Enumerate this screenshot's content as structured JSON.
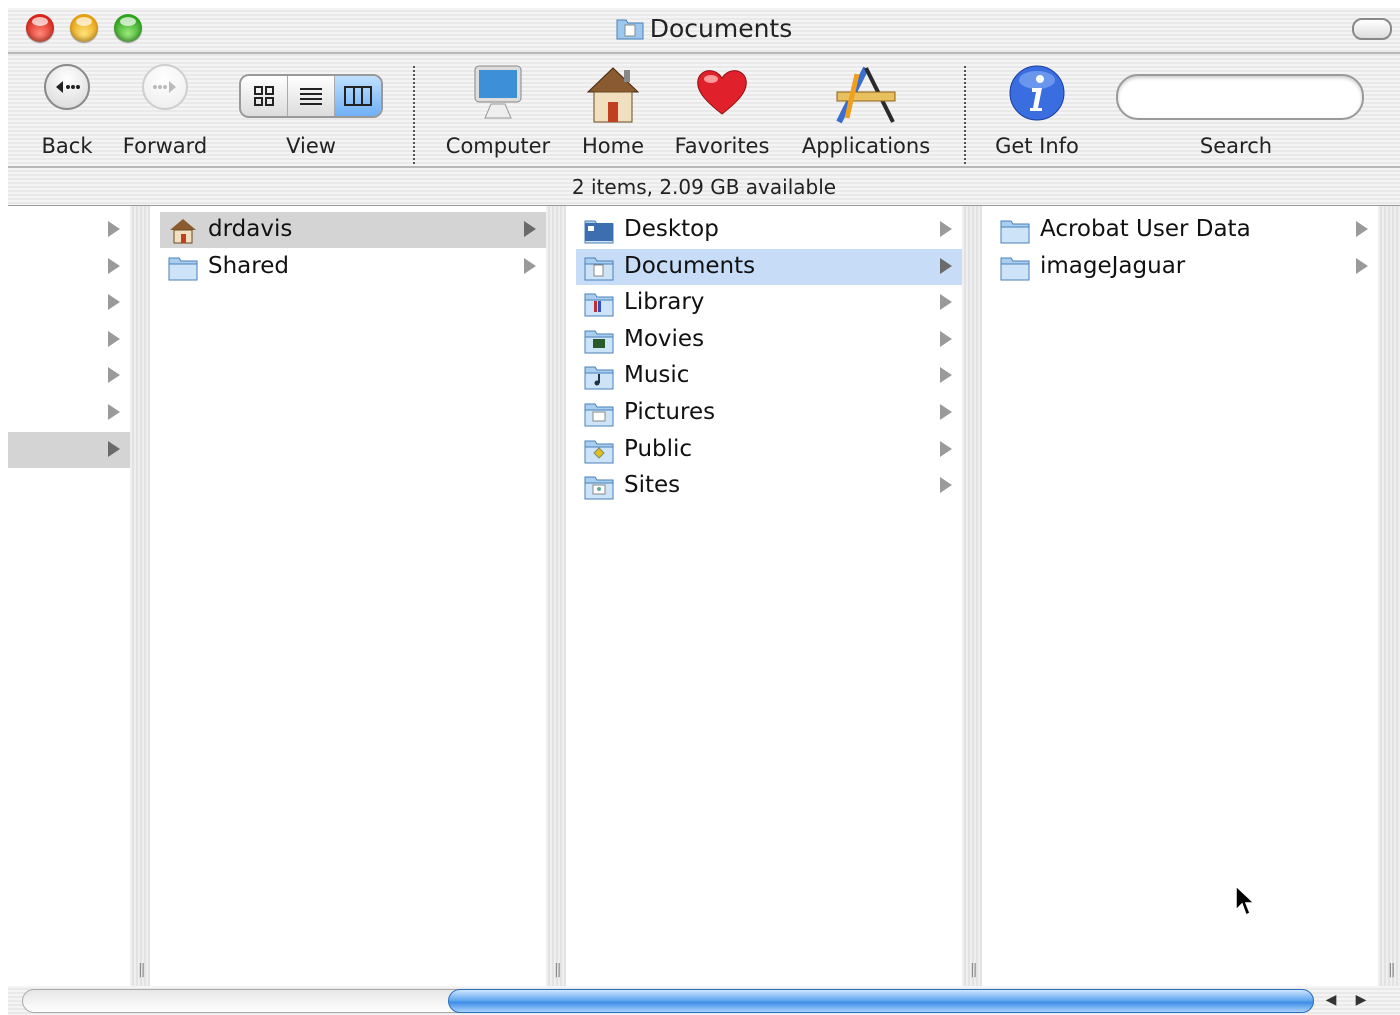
{
  "window": {
    "title": "Documents",
    "title_icon": "documents-folder-icon"
  },
  "toolbar": {
    "back_label": "Back",
    "forward_label": "Forward",
    "view_label": "View",
    "view_modes": [
      "icon-view-icon",
      "list-view-icon",
      "column-view-icon"
    ],
    "view_selected": "column-view-icon",
    "computer_label": "Computer",
    "home_label": "Home",
    "favorites_label": "Favorites",
    "applications_label": "Applications",
    "getinfo_label": "Get Info",
    "search_label": "Search",
    "search_value": ""
  },
  "status": {
    "text": "2 items, 2.09 GB available"
  },
  "columns": [
    {
      "items": [
        {
          "name": "",
          "icon": ""
        },
        {
          "name": "",
          "icon": ""
        },
        {
          "name": "",
          "icon": ""
        },
        {
          "name": "",
          "icon": ""
        },
        {
          "name": "",
          "icon": ""
        },
        {
          "name": "",
          "icon": ""
        },
        {
          "name": "",
          "icon": "",
          "selected": "gray"
        }
      ]
    },
    {
      "items": [
        {
          "name": "drdavis",
          "icon": "home-icon",
          "selected": "gray"
        },
        {
          "name": "Shared",
          "icon": "folder-icon"
        }
      ]
    },
    {
      "items": [
        {
          "name": "Desktop",
          "icon": "desktop-folder-icon"
        },
        {
          "name": "Documents",
          "icon": "documents-folder-icon",
          "selected": "blue"
        },
        {
          "name": "Library",
          "icon": "library-folder-icon"
        },
        {
          "name": "Movies",
          "icon": "movies-folder-icon"
        },
        {
          "name": "Music",
          "icon": "music-folder-icon"
        },
        {
          "name": "Pictures",
          "icon": "pictures-folder-icon"
        },
        {
          "name": "Public",
          "icon": "public-folder-icon"
        },
        {
          "name": "Sites",
          "icon": "sites-folder-icon"
        }
      ]
    },
    {
      "items": [
        {
          "name": "Acrobat User Data",
          "icon": "folder-icon"
        },
        {
          "name": "imageJaguar",
          "icon": "folder-icon"
        }
      ]
    }
  ],
  "colors": {
    "selection_blue": "#c6dcf7",
    "selection_gray": "#d4d4d4",
    "scroll_blue": "#3d8ce6"
  }
}
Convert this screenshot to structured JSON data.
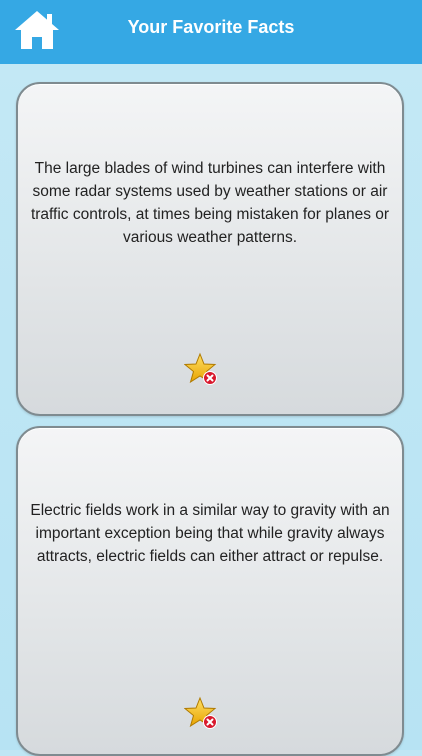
════════════════
WHAT NEEDS TO BE DONE: Copy the material above exactly and drop the pictures.

FULL OUTPUT:
Enumerate this screenshot's content as structured JSON.
{
  "window": {
    "title": "Documents",
    "title_icon": "documents-folder-icon"
  },
  "toolbar": {
    "back_label": "Back",
    "forward_label": "Forward",
    "view_label": "View",
    "view_modes": [
      "icon-view-icon",
      "list-view-icon",
      "column-view-icon"
    ],
    "view_selected": "column-view-icon",
    "computer_label": "Computer",
    "home_label": "Home",
    "favorites_label": "Favorites",
    "applications_label": "Applications",
    "getinfo_label": "Get Info",
    "search_label": "Search",
    "search_value": ""
  },
  "status": {
    "text": "2 items, 2.09 GB available"
  },
  "columns": [
    {
      "items": [
        {
          "name": "",
          "icon": ""
        },
        {
          "name": "",
          "icon": ""
        },
        {
          "name": "",
          "icon": ""
        },
        {
          "name": "",
          "icon": ""
        },
        {
          "name": "",
          "icon": ""
        },
        {
          "name": "",
          "icon": ""
        },
        {
          "name": "",
          "icon": "",
          "selected": "gray"
        }
      ]
    },
    {
      "items": [
        {
          "name": "drdavis",
          "icon": "home-icon",
          "selected": "gray"
        },
        {
          "name": "Shared",
          "icon": "folder-icon"
        }
      ]
    },
    {
      "items": [
        {
          "name": "Desktop",
          "icon": "desktop-folder-icon"
        },
        {
          "name": "Documents",
          "icon": "documents-folder-icon",
          "selected": "blue"
        },
        {
          "name": "Library",
          "icon": "library-folder-icon"
        },
        {
          "name": "Movies",
          "icon": "movies-folder-icon"
        },
        {
          "name": "Music",
          "icon": "music-folder-icon"
        },
        {
          "name": "Pictures",
          "icon": "pictures-folder-icon"
        },
        {
          "name": "Public",
          "icon": "public-folder-icon"
        },
        {
          "name": "Sites",
          "icon": "sites-folder-icon"
        }
      ]
    },
    {
      "items": [
        {
          "name": "Acrobat User Data",
          "icon": "folder-icon"
        },
        {
          "name": "imageJaguar",
          "icon": "folder-icon"
        }
      ]
    }
  ],
  "colors": {
    "selection_blue": "#c6dcf7",
    "selection_gray": "#d4d4d4",
    "scroll_blue": "#3d8ce6"
  }
}
Convert this screenshot to structured JSON data.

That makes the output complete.